#### What is expected:
Pictures within the data are to be left out; everything else must be reproduced exactly.

#### Data extract:
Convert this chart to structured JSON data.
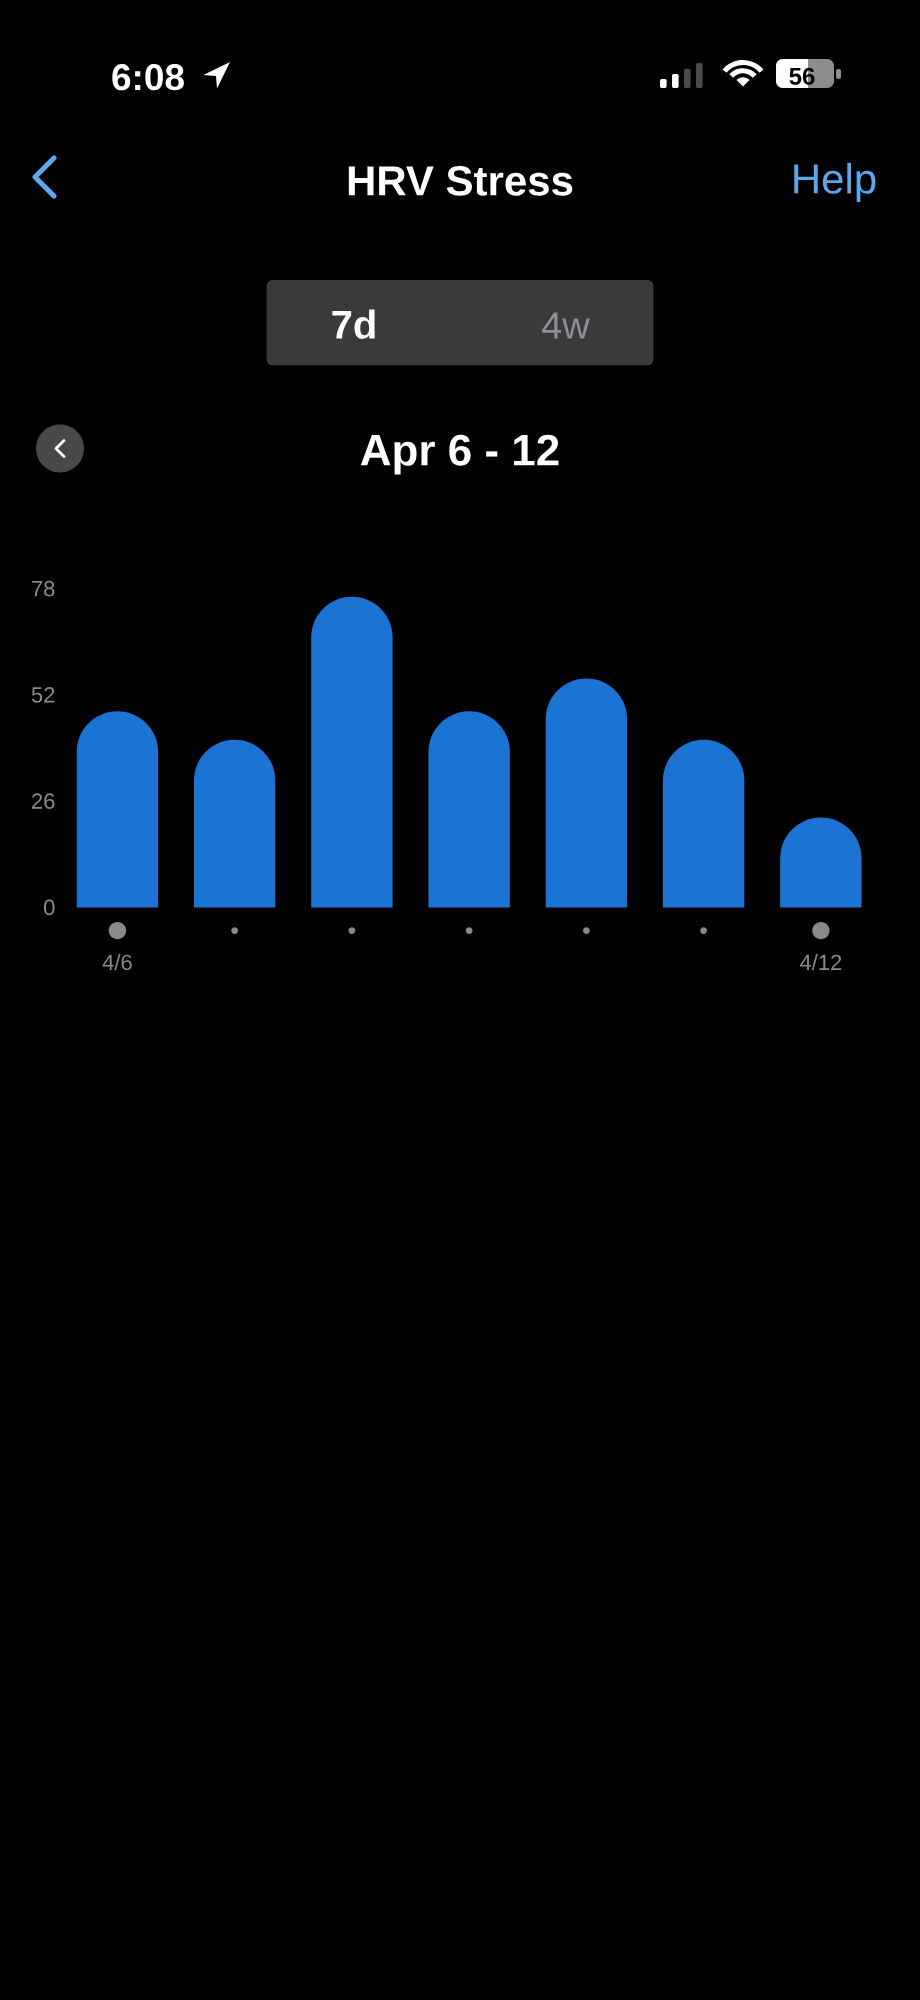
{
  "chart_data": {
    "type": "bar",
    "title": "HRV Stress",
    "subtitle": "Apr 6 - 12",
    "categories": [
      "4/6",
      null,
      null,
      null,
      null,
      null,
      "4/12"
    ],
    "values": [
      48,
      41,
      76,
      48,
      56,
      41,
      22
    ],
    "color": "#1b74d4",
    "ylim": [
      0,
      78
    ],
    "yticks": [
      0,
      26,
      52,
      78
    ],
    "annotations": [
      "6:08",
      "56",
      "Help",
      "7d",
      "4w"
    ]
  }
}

#### Written response:
Convert this chart to structured JSON data.
{
  "chart_data": {
    "type": "bar",
    "title": "HRV Stress",
    "subtitle": "Apr 6 - 12",
    "categories": [
      "4/6",
      null,
      null,
      null,
      null,
      null,
      "4/12"
    ],
    "values": [
      48,
      41,
      76,
      48,
      56,
      41,
      22
    ],
    "color": "#1b74d4",
    "ylim": [
      0,
      78
    ],
    "yticks": [
      0,
      26,
      52,
      78
    ],
    "annotations": [
      "6:08",
      "56",
      "Help",
      "7d",
      "4w"
    ]
  }
}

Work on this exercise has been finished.